-- Given records --
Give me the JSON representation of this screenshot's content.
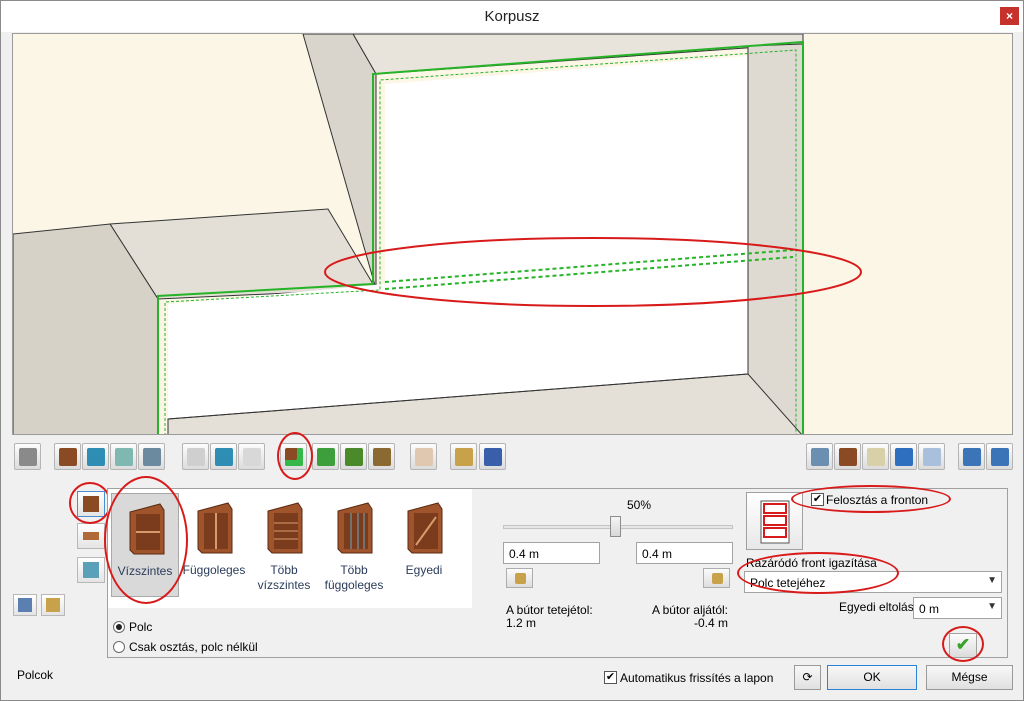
{
  "window": {
    "title": "Korpusz",
    "close": "×"
  },
  "shelf_types": [
    {
      "label": "Vízszintes",
      "selected": true
    },
    {
      "label": "Függoleges",
      "selected": false
    },
    {
      "label": "Több vízszintes",
      "selected": false
    },
    {
      "label": "Több függoleges",
      "selected": false
    },
    {
      "label": "Egyedi",
      "selected": false
    }
  ],
  "options": {
    "shelf": "Polc",
    "divide_only": "Csak osztás, polc nélkül",
    "selected": "shelf"
  },
  "slider": {
    "percent_label": "50%",
    "value": 0.5
  },
  "inputs": {
    "left_value": "0.4 m",
    "right_value": "0.4 m"
  },
  "distances": {
    "from_top_label": "A bútor tetejétol:",
    "from_top_value": "1.2 m",
    "from_bottom_label": "A bútor aljától:",
    "from_bottom_value": "-0.4 m"
  },
  "front": {
    "split_on_front_label": "Felosztás a fronton",
    "split_on_front_checked": true,
    "alignment_label": "Razáródó front igazítása",
    "alignment_value": "Polc tetejéhez",
    "offset_label": "Egyedi eltolás",
    "offset_value": "0 m"
  },
  "footer": {
    "status": "Polcok",
    "auto_refresh_label": "Automatikus frissítés a lapon",
    "auto_refresh_checked": true,
    "ok": "OK",
    "cancel": "Mégse"
  },
  "icons": {
    "close": "close-icon",
    "apply": "checkmark-icon",
    "refresh": "refresh-icon"
  },
  "colors": {
    "selection_green": "#27b327",
    "annotation_red": "#d91a1a",
    "wood": "#a0542b"
  }
}
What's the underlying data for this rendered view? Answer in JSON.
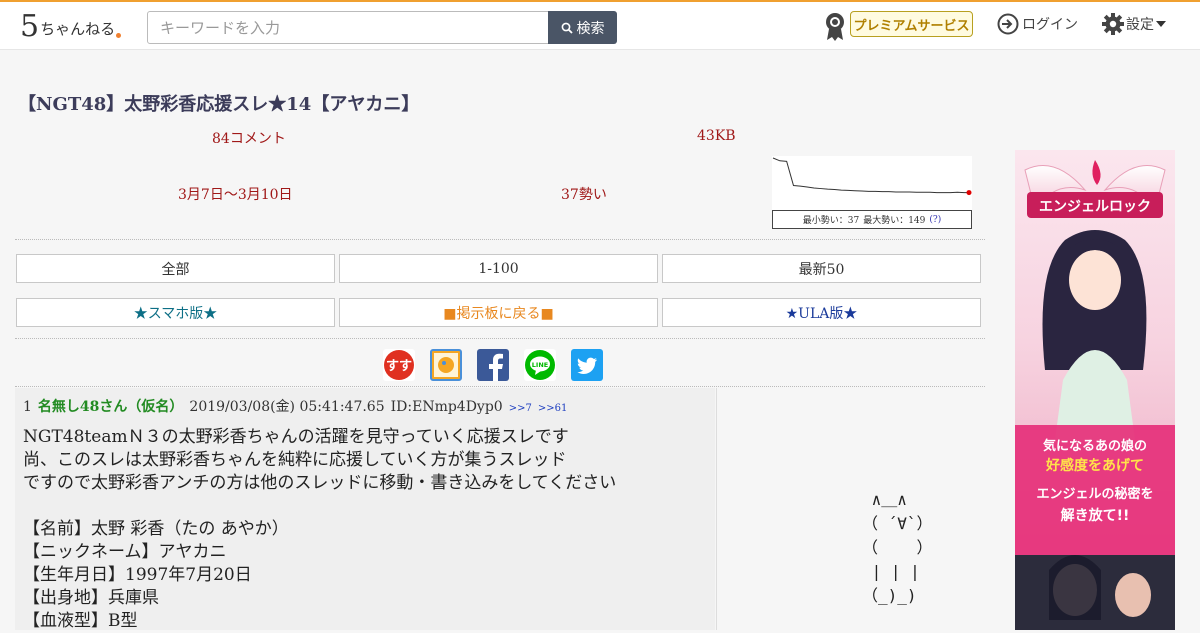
{
  "site": {
    "logo_five": "5",
    "logo_text": "ちゃんねる"
  },
  "search": {
    "placeholder": "キーワードを入力",
    "button_label": "検索"
  },
  "header": {
    "premium_label": "プレミアムサービス",
    "login_label": "ログイン",
    "settings_label": "設定"
  },
  "thread": {
    "title": "【NGT48】太野彩香応援スレ★14【アヤカニ】",
    "comments": "84コメント",
    "size": "43KB",
    "date_range": "3月7日〜3月10日",
    "momentum": "37勢い"
  },
  "graph": {
    "min_label": "最小勢い：37",
    "max_label": "最大勢い：149",
    "help_label": "(?)",
    "accent": "#e00000",
    "series": [
      149,
      140,
      138,
      60,
      58,
      55,
      52,
      50,
      48,
      47,
      45,
      44,
      43,
      42,
      41,
      41,
      40,
      40,
      39,
      39,
      39,
      38,
      38,
      38,
      37,
      37,
      37,
      38,
      37,
      37
    ]
  },
  "nav": {
    "row1": [
      "全部",
      "1-100",
      "最新50"
    ],
    "row2": [
      "★スマホ版★",
      "■掲示板に戻る■",
      "★ULA版★"
    ]
  },
  "share": {
    "icons": [
      "sumaho-icon",
      "bookmark-icon",
      "facebook-icon",
      "line-icon",
      "twitter-icon"
    ]
  },
  "post": {
    "number": "1",
    "name": "名無し48さん（仮名）",
    "date": "2019/03/08(金) 05:41:47.65",
    "id": "ID:ENmp4Dyp0",
    "ref1": ">>7",
    "ref2": ">>61",
    "body": "NGT48teamＮ３の太野彩香ちゃんの活躍を見守っていく応援スレです\n尚、このスレは太野彩香ちゃんを純粋に応援していく方が集うスレッド\nですので太野彩香アンチの方は他のスレッドに移動・書き込みをしてください\n\n【名前】太野 彩香（たの あやか）\n【ニックネーム】アヤカニ\n【生年月日】1997年7月20日\n【出身地】兵庫県\n【血液型】B型"
  },
  "aa": {
    "text": " ∧＿∧\n（ ´∀`）\n（    ）\n | | |\n（_)_)"
  },
  "ad": {
    "title": "エンジェルロック",
    "tagline_1": "気になるあの娘の",
    "tagline_2": "好感度をあげて",
    "tagline_3": "エンジェルの秘密を",
    "tagline_4": "解き放て!!"
  }
}
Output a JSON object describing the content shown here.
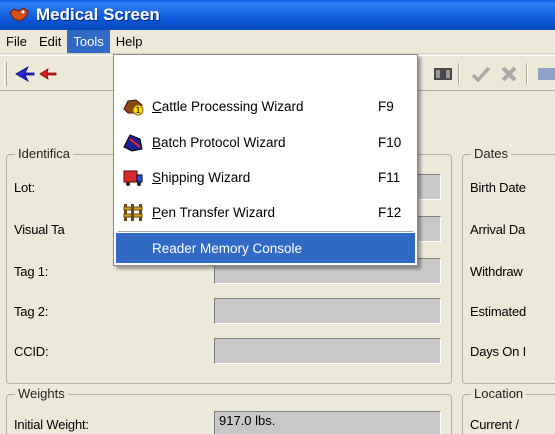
{
  "window": {
    "title": "Medical Screen"
  },
  "menubar": {
    "items": [
      {
        "label": "File"
      },
      {
        "label": "Edit"
      },
      {
        "label": "Tools"
      },
      {
        "label": "Help"
      }
    ]
  },
  "tools_menu": {
    "items": [
      {
        "label": "Cattle Processing Wizard",
        "accel": "C",
        "rest": "attle Processing Wizard",
        "shortcut": "F9",
        "icon": "cattle-processing-icon"
      },
      {
        "label": "Batch Protocol Wizard",
        "accel": "B",
        "rest": "atch Protocol Wizard",
        "shortcut": "F10",
        "icon": "batch-protocol-icon"
      },
      {
        "label": "Shipping Wizard",
        "accel": "S",
        "rest": "hipping Wizard",
        "shortcut": "F11",
        "icon": "shipping-truck-icon"
      },
      {
        "label": "Pen Transfer Wizard",
        "accel": "P",
        "rest": "en Transfer Wizard",
        "shortcut": "F12",
        "icon": "pen-transfer-icon"
      },
      {
        "label": "Reader Memory Console",
        "shortcut": "",
        "icon": ""
      }
    ]
  },
  "identification": {
    "legend": "Identifica",
    "lot_label": "Lot:",
    "visual_tag_label": "Visual Ta",
    "tag1_label": "Tag 1:",
    "tag2_label": "Tag 2:",
    "ccid_label": "CCID:"
  },
  "dates": {
    "legend": "Dates",
    "birth_label": "Birth Date",
    "arrival_label": "Arrival Da",
    "withdraw_label": "Withdraw",
    "estimated_label": "Estimated",
    "days_on_label": "Days On I"
  },
  "weights": {
    "legend": "Weights",
    "initial_label": "Initial Weight:",
    "initial_value": "917.0 lbs."
  },
  "location": {
    "legend": "Location",
    "current_label": "Current /"
  }
}
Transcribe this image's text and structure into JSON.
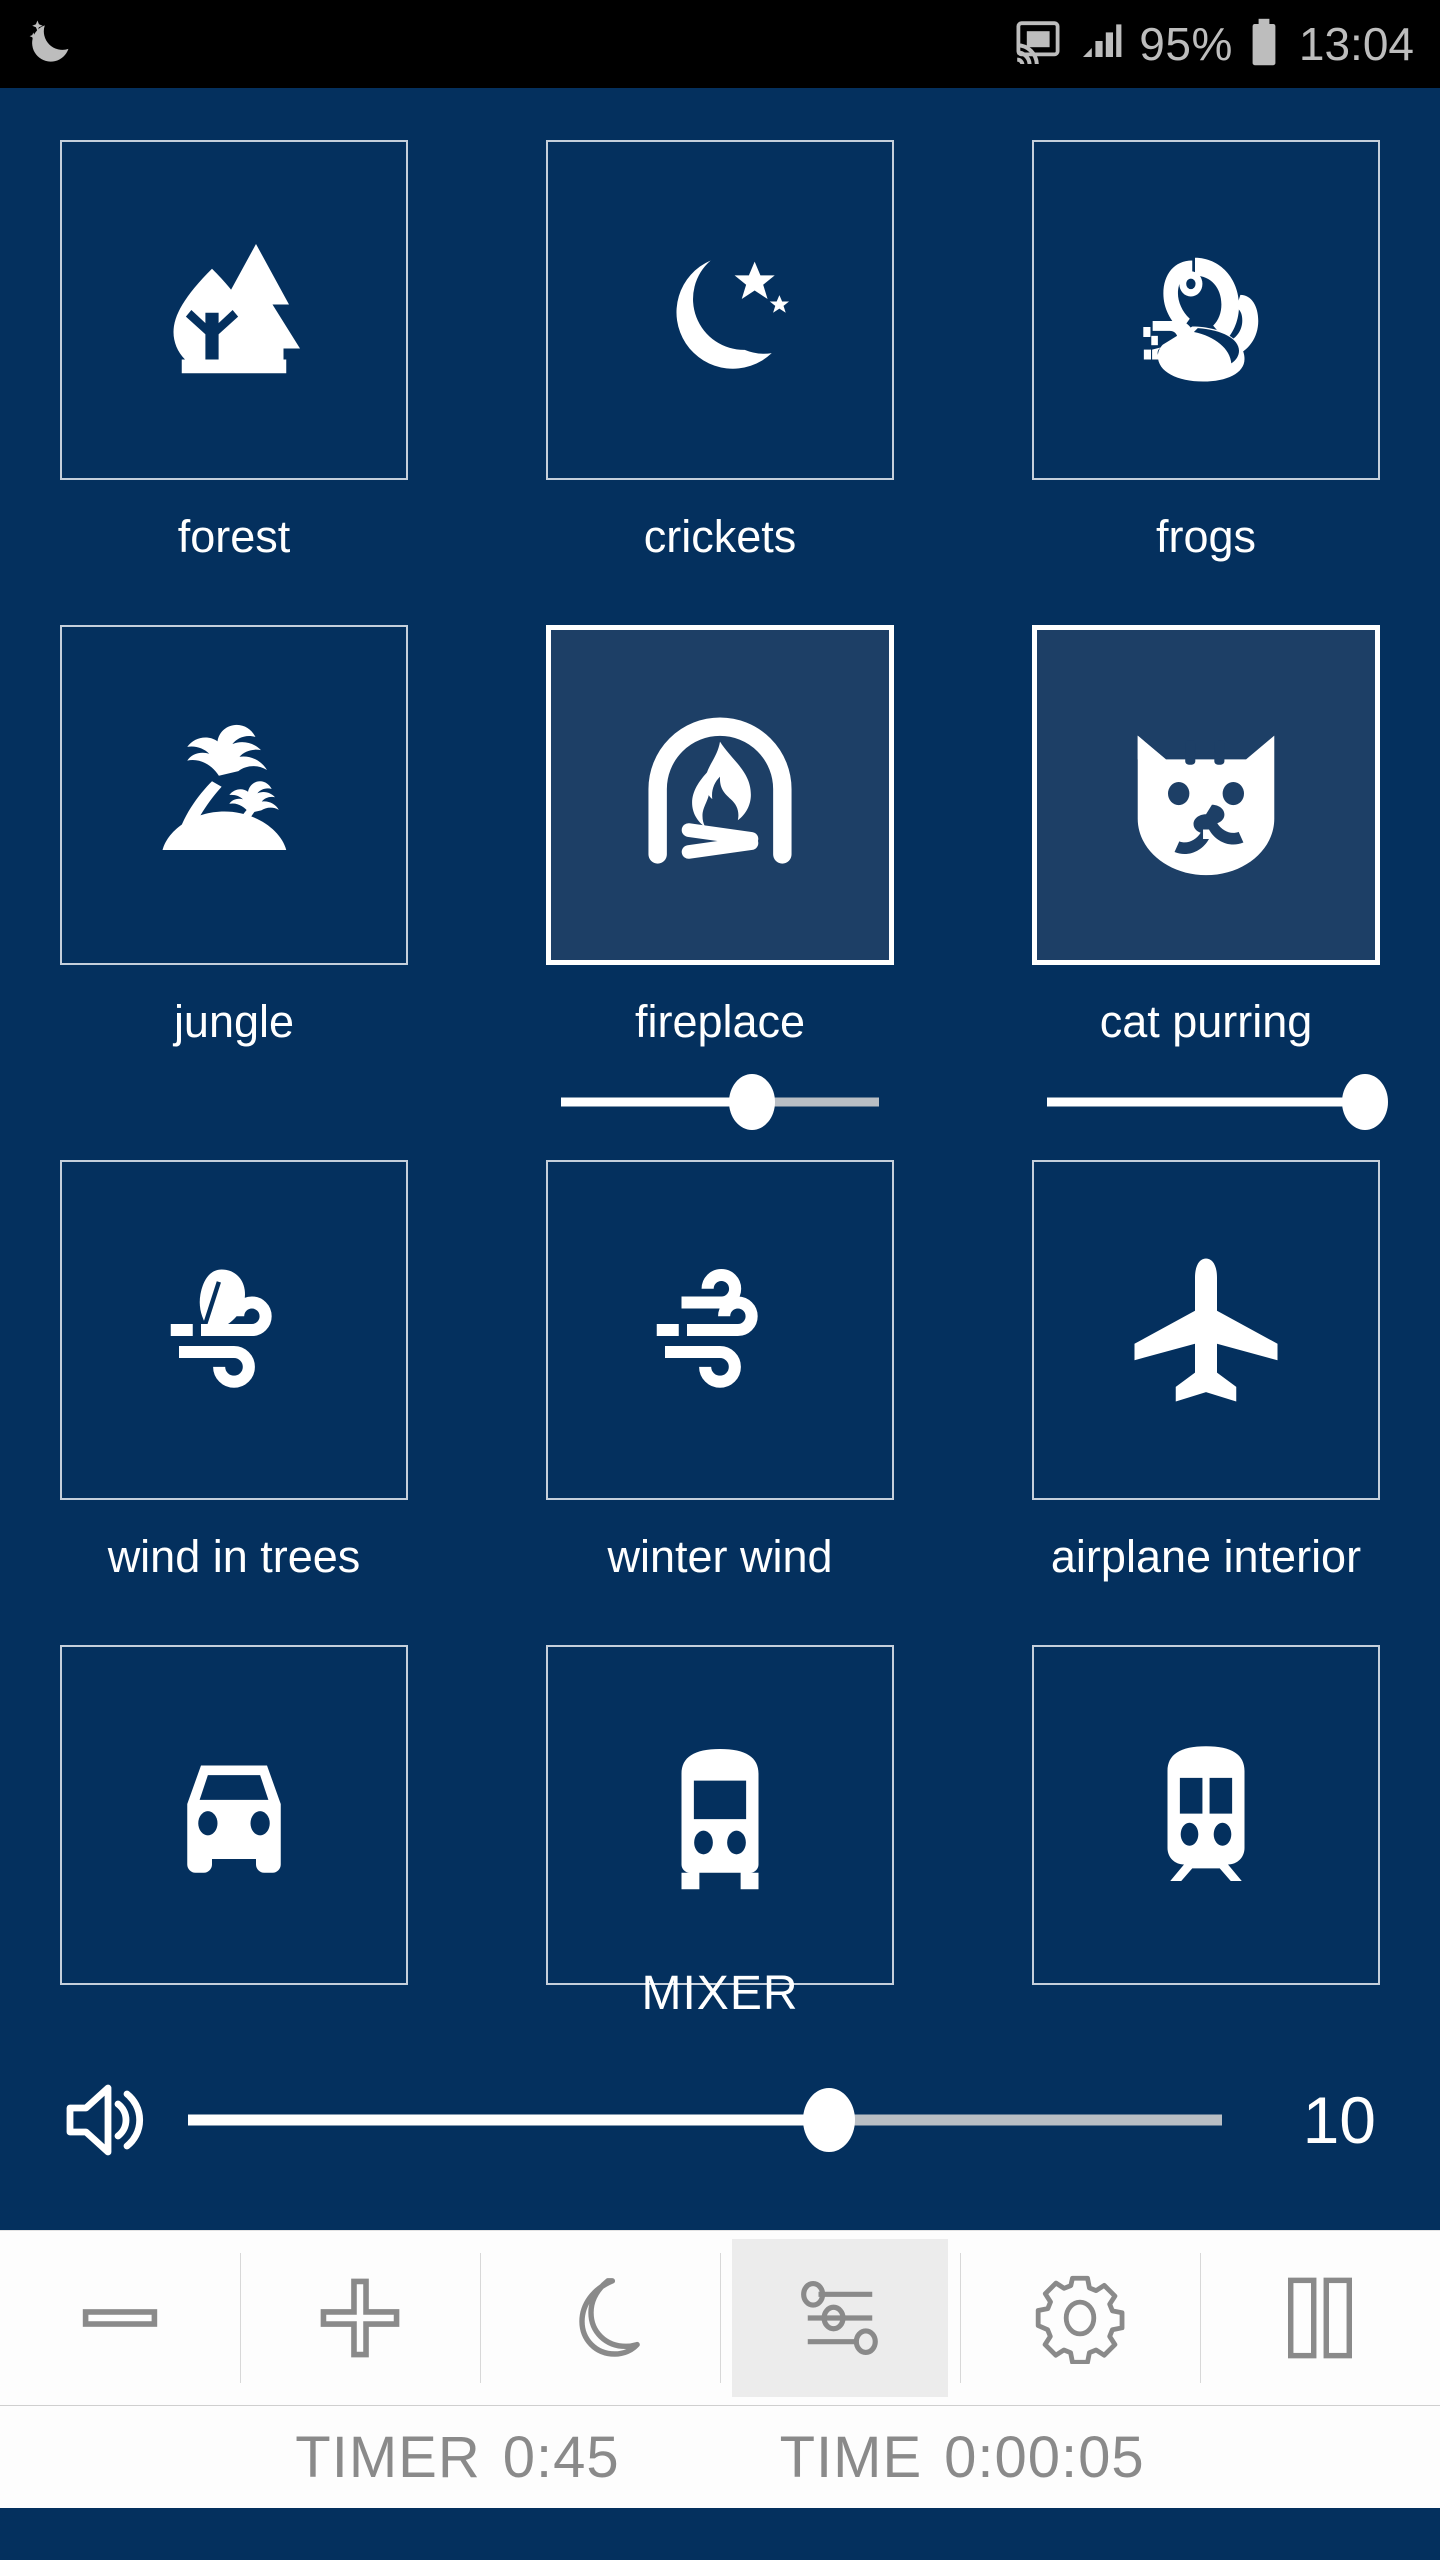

-- Problem to solve --
Reproduce all the entries that precede this task, word for word, minus any pictures.

-- Result of this exercise --
Give me the JSON representation of this screenshot's content.
{
  "window": {
    "title": "Korpusz",
    "close": "×"
  },
  "shelf_types": [
    {
      "label": "Vízszintes",
      "selected": true
    },
    {
      "label": "Függoleges",
      "selected": false
    },
    {
      "label": "Több vízszintes",
      "selected": false
    },
    {
      "label": "Több függoleges",
      "selected": false
    },
    {
      "label": "Egyedi",
      "selected": false
    }
  ],
  "options": {
    "shelf": "Polc",
    "divide_only": "Csak osztás, polc nélkül",
    "selected": "shelf"
  },
  "slider": {
    "percent_label": "50%",
    "value": 0.5
  },
  "inputs": {
    "left_value": "0.4 m",
    "right_value": "0.4 m"
  },
  "distances": {
    "from_top_label": "A bútor tetejétol:",
    "from_top_value": "1.2 m",
    "from_bottom_label": "A bútor aljától:",
    "from_bottom_value": "-0.4 m"
  },
  "front": {
    "split_on_front_label": "Felosztás a fronton",
    "split_on_front_checked": true,
    "alignment_label": "Razáródó front igazítása",
    "alignment_value": "Polc tetejéhez",
    "offset_label": "Egyedi eltolás",
    "offset_value": "0 m"
  },
  "footer": {
    "status": "Polcok",
    "auto_refresh_label": "Automatikus frissítés a lapon",
    "auto_refresh_checked": true,
    "ok": "OK",
    "cancel": "Mégse"
  },
  "icons": {
    "close": "close-icon",
    "apply": "checkmark-icon",
    "refresh": "refresh-icon"
  },
  "colors": {
    "selection_green": "#27b327",
    "annotation_red": "#d91a1a",
    "wood": "#a0542b"
  }
}
What's the underlying data for this rendered view? Answer in JSON.
{
  "site": {
    "logo_five": "5",
    "logo_text": "ちゃんねる"
  },
  "search": {
    "placeholder": "キーワードを入力",
    "button_label": "検索"
  },
  "header": {
    "premium_label": "プレミアムサービス",
    "login_label": "ログイン",
    "settings_label": "設定"
  },
  "thread": {
    "title": "【NGT48】太野彩香応援スレ★14【アヤカニ】",
    "comments": "84コメント",
    "size": "43KB",
    "date_range": "3月7日〜3月10日",
    "momentum": "37勢い"
  },
  "graph": {
    "min_label": "最小勢い：37",
    "max_label": "最大勢い：149",
    "help_label": "(?)",
    "accent": "#e00000",
    "series": [
      149,
      140,
      138,
      60,
      58,
      55,
      52,
      50,
      48,
      47,
      45,
      44,
      43,
      42,
      41,
      41,
      40,
      40,
      39,
      39,
      39,
      38,
      38,
      38,
      37,
      37,
      37,
      38,
      37,
      37
    ]
  },
  "nav": {
    "row1": [
      "全部",
      "1-100",
      "最新50"
    ],
    "row2": [
      "★スマホ版★",
      "■掲示板に戻る■",
      "★ULA版★"
    ]
  },
  "share": {
    "icons": [
      "sumaho-icon",
      "bookmark-icon",
      "facebook-icon",
      "line-icon",
      "twitter-icon"
    ]
  },
  "post": {
    "number": "1",
    "name": "名無し48さん（仮名）",
    "date": "2019/03/08(金) 05:41:47.65",
    "id": "ID:ENmp4Dyp0",
    "ref1": ">>7",
    "ref2": ">>61",
    "body": "NGT48teamＮ３の太野彩香ちゃんの活躍を見守っていく応援スレです\n尚、このスレは太野彩香ちゃんを純粋に応援していく方が集うスレッド\nですので太野彩香アンチの方は他のスレッドに移動・書き込みをしてください\n\n【名前】太野 彩香（たの あやか）\n【ニックネーム】アヤカニ\n【生年月日】1997年7月20日\n【出身地】兵庫県\n【血液型】B型"
  },
  "aa": {
    "text": " ∧＿∧\n（ ´∀`）\n（    ）\n | | |\n（_)_)"
  },
  "ad": {
    "title": "エンジェルロック",
    "tagline_1": "気になるあの娘の",
    "tagline_2": "好感度をあげて",
    "tagline_3": "エンジェルの秘密を",
    "tagline_4": "解き放て!!"
  }
}
Output a JSON object describing the content shown here.
{
  "window": {
    "title": "Medical Screen"
  },
  "menubar": {
    "items": [
      {
        "label": "File"
      },
      {
        "label": "Edit"
      },
      {
        "label": "Tools"
      },
      {
        "label": "Help"
      }
    ]
  },
  "tools_menu": {
    "items": [
      {
        "label": "Cattle Processing Wizard",
        "accel": "C",
        "rest": "attle Processing Wizard",
        "shortcut": "F9",
        "icon": "cattle-processing-icon"
      },
      {
        "label": "Batch Protocol Wizard",
        "accel": "B",
        "rest": "atch Protocol Wizard",
        "shortcut": "F10",
        "icon": "batch-protocol-icon"
      },
      {
        "label": "Shipping Wizard",
        "accel": "S",
        "rest": "hipping Wizard",
        "shortcut": "F11",
        "icon": "shipping-truck-icon"
      },
      {
        "label": "Pen Transfer Wizard",
        "accel": "P",
        "rest": "en Transfer Wizard",
        "shortcut": "F12",
        "icon": "pen-transfer-icon"
      },
      {
        "label": "Reader Memory Console",
        "shortcut": "",
        "icon": ""
      }
    ]
  },
  "identification": {
    "legend": "Identifica",
    "lot_label": "Lot:",
    "visual_tag_label": "Visual Ta",
    "tag1_label": "Tag 1:",
    "tag2_label": "Tag 2:",
    "ccid_label": "CCID:"
  },
  "dates": {
    "legend": "Dates",
    "birth_label": "Birth Date",
    "arrival_label": "Arrival Da",
    "withdraw_label": "Withdraw",
    "estimated_label": "Estimated",
    "days_on_label": "Days On I"
  },
  "weights": {
    "legend": "Weights",
    "initial_label": "Initial Weight:",
    "initial_value": "917.0 lbs."
  },
  "location": {
    "legend": "Location",
    "current_label": "Current /"
  }
}
Transcribe this image's text and structure into JSON.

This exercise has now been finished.